____ SOURCE

September 27, 1997

This Week's Finds in Mathematical Physics (Week 109)

John Baez

In the Weeks to come I want to talk about quantum gravity. A lot of cool things have been happening in this subject lately. But I want to start near the beginning....

In the 1960's, John Wheeler came up with the notion of "spacetime foam". The idea was that at very short distance scales, quantum fluctuations of the geometry of spacetime are so violent that the usual picture of a smooth spacetime with a metric on it breaks down. Instead, one should visualize spacetime as a "foam", something roughly like a superposition of all possible topologies which only looks smooth and placid on large enough length scales. His arguments for this were far from rigorous; they were based on physical intuition. Electromagnetism and all other fields exhibit quantum fluctuations - so gravity should too. A wee bit of dimensional analysis suggests that these fluctuations become significant on a length scale around the Planck length, which is about 10-35 meters. This is very small, much smaller than what we can probe now. Around this length scale, there's no reason to suspect that "perturbative quantum gravity" should apply, where you treat gravitational waves as tiny ripples on flat spacetime, quantize these, and get a theory of "gravitons". Indeed, the nonrenormalizability of quantum gravity suggests otherwise.

Wheeler didn't know what formalism to use to describe "spacetime foam", but he was more concerned with building up a rough picture of it. Since he is so eloquent, especially when he's giving handwaving arguments, let me quote him here:

"No point is more central than this, that empty space is not empty. It is the seat of the most violent physics. The electromagnetic field fluctuates. Virtual pairs of positive and negative electrons, in effect, are constantly being created and annihilated, and likewise pairs of μ mesons, pairs of baryons, and pairs of other particles. All these fluctuations coexist with the quantum fluctuations in the geometry and topology of space. Are they additional to those geometrodynamic zero-point disturbances, or are they, in some sense not now well-understood, mere manifestations of them?"

________
____ LISTING

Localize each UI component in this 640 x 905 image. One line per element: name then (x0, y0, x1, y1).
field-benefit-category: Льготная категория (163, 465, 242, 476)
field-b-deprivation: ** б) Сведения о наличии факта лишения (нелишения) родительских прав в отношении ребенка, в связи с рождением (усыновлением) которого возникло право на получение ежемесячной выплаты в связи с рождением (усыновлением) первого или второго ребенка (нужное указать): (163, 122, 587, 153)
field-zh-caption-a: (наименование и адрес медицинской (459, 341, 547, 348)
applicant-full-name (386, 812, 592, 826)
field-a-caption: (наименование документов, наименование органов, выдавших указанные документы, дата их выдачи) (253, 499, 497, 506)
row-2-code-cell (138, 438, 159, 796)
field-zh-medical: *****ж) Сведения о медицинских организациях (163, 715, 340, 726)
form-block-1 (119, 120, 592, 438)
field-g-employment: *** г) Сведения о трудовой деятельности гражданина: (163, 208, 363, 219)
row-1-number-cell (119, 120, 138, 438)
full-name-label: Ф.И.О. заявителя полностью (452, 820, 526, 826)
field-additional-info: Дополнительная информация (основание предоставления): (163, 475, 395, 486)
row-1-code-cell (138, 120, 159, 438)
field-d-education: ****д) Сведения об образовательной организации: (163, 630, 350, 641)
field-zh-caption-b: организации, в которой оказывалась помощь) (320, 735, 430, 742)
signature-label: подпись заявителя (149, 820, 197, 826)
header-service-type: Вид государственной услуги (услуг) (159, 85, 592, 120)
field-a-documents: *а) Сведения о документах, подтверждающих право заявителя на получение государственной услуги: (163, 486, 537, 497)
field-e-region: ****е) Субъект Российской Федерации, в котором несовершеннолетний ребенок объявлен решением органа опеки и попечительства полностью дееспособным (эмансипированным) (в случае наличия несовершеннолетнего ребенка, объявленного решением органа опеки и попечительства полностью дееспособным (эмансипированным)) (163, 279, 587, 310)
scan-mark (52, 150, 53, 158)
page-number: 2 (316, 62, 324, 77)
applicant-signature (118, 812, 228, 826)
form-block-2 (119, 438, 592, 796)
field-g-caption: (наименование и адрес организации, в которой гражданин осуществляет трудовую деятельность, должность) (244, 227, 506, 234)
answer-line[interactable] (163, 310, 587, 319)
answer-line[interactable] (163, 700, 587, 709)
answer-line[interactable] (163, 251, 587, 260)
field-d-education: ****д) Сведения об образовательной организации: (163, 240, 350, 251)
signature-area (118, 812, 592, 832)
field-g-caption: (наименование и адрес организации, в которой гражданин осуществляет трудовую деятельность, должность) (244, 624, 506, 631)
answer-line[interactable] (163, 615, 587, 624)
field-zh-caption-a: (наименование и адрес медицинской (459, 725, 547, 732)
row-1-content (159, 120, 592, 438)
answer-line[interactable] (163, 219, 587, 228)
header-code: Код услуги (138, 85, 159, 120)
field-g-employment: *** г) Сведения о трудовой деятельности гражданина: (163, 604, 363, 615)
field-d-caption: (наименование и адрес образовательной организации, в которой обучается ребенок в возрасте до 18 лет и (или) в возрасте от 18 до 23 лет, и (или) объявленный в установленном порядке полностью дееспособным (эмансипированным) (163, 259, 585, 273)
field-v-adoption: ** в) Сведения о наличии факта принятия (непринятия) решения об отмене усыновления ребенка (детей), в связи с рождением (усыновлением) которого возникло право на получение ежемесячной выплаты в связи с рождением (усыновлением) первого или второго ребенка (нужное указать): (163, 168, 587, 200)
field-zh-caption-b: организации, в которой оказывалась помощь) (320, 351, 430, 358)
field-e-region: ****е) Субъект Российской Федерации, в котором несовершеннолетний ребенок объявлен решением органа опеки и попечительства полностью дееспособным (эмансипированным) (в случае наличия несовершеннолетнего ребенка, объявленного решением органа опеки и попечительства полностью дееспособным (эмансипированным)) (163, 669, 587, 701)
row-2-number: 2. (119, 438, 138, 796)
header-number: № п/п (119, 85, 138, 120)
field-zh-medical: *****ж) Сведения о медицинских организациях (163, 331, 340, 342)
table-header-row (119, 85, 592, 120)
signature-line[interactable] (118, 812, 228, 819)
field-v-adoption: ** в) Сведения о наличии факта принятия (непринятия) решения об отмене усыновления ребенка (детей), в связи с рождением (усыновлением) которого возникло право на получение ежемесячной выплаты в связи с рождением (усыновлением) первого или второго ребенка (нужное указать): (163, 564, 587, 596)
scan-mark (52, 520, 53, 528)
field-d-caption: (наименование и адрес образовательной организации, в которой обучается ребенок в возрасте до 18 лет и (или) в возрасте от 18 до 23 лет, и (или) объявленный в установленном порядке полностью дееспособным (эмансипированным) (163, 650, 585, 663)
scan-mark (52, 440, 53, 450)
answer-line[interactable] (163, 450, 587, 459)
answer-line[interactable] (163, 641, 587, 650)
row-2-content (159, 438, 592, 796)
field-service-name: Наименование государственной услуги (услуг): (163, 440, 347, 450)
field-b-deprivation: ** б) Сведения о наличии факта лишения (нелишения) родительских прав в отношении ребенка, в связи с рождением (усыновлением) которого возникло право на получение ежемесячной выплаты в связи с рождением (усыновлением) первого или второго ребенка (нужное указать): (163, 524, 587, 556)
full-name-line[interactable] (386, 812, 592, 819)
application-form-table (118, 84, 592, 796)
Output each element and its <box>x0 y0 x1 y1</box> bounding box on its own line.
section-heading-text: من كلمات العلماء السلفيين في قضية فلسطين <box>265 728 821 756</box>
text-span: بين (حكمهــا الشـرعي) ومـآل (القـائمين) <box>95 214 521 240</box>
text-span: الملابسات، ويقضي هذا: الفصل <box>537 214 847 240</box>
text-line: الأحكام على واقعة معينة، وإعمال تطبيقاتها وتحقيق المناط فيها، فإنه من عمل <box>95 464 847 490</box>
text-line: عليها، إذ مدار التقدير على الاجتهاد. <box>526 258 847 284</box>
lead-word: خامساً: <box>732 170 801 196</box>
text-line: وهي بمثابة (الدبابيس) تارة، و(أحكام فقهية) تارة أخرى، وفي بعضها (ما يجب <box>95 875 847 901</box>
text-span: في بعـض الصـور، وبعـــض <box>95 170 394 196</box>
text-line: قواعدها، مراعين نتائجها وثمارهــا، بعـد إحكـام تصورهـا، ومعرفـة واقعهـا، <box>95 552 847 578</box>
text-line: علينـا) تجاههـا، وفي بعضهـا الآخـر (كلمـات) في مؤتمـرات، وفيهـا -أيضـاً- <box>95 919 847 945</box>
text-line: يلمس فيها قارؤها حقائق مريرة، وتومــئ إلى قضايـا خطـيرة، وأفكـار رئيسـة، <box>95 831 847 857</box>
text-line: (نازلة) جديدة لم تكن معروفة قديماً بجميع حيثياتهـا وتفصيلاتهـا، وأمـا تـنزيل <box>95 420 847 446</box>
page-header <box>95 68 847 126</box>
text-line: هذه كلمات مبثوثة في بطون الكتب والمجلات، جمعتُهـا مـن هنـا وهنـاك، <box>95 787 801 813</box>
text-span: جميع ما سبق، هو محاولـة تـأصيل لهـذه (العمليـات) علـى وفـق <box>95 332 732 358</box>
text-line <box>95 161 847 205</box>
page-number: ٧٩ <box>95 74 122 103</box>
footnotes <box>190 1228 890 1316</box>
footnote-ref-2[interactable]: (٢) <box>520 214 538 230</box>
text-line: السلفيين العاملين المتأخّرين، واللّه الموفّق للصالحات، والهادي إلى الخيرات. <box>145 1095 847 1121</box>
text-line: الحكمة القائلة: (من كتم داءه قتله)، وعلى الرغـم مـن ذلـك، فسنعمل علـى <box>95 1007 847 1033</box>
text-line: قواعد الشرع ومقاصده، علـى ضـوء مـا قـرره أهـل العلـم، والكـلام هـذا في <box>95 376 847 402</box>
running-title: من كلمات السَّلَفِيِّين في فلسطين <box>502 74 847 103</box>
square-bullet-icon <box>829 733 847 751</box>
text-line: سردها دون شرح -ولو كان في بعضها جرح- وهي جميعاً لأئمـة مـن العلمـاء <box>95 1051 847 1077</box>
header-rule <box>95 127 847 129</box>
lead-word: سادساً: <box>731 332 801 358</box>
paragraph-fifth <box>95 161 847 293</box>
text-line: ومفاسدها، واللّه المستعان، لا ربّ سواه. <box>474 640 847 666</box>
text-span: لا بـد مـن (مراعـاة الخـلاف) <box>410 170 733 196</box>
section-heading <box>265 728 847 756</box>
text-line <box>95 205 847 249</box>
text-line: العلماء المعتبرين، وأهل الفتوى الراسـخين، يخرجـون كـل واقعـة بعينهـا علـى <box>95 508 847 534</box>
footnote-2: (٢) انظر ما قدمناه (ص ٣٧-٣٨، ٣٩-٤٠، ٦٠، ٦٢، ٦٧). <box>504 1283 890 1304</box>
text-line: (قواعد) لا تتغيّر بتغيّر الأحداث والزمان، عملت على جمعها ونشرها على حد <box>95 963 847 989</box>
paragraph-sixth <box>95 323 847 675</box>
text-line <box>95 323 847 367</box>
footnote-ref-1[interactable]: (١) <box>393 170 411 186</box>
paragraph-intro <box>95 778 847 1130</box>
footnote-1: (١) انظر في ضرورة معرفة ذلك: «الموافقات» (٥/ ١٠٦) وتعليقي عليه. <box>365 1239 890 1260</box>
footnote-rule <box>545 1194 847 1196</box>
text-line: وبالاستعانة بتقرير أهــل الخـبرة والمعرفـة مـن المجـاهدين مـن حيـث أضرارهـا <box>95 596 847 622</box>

________

■ STATED PROBLEM
Copy out the Week 109 column on spacetime foam word for word, from the date line through the end of the Wheeler quotation. The records have no part to play here.

■ FINISHED ANSWER
September 27, 1997

This Week's Finds in Mathematical Physics (Week 109)

John Baez

In the Weeks to come I want to talk about quantum gravity. A lot of cool things have been happening in this subject lately. But I want to start near the beginning....

In the 1960's, John Wheeler came up with the notion of "spacetime foam". The idea was that at very short distance scales, quantum fluctuations of the geometry of spacetime are so violent that the usual picture of a smooth spacetime with a metric on it breaks down. Instead, one should visualize spacetime as a "foam", something roughly like a superposition of all possible topologies which only looks smooth and placid on large enough length scales. His arguments for this were far from rigorous; they were based on physical intuition. Electromagnetism and all other fields exhibit quantum fluctuations - so gravity should too. A wee bit of dimensional analysis suggests that these fluctuations become significant on a length scale around the Planck length, which is about 10-35 meters. This is very small, much smaller than what we can probe now. Around this length scale, there's no reason to suspect that "perturbative quantum gravity" should apply, where you treat gravitational waves as tiny ripples on flat spacetime, quantize these, and get a theory of "gravitons". Indeed, the nonrenormalizability of quantum gravity suggests otherwise.

Wheeler didn't know what formalism to use to describe "spacetime foam", but he was more concerned with building up a rough picture of it. Since he is so eloquent, especially when he's giving handwaving arguments, let me quote him here:

"No point is more central than this, that empty space is not empty. It is the seat of the most violent physics. The electromagnetic field fluctuates. Virtual pairs of positive and negative electrons, in effect, are constantly being created and annihilated, and likewise pairs of μ mesons, pairs of baryons, and pairs of other particles. All these fluctuations coexist with the quantum fluctuations in the geometry and topology of space. Are they additional to those geometrodynamic zero-point disturbances, or are they, in some sense not now well-understood, mere manifestations of them?"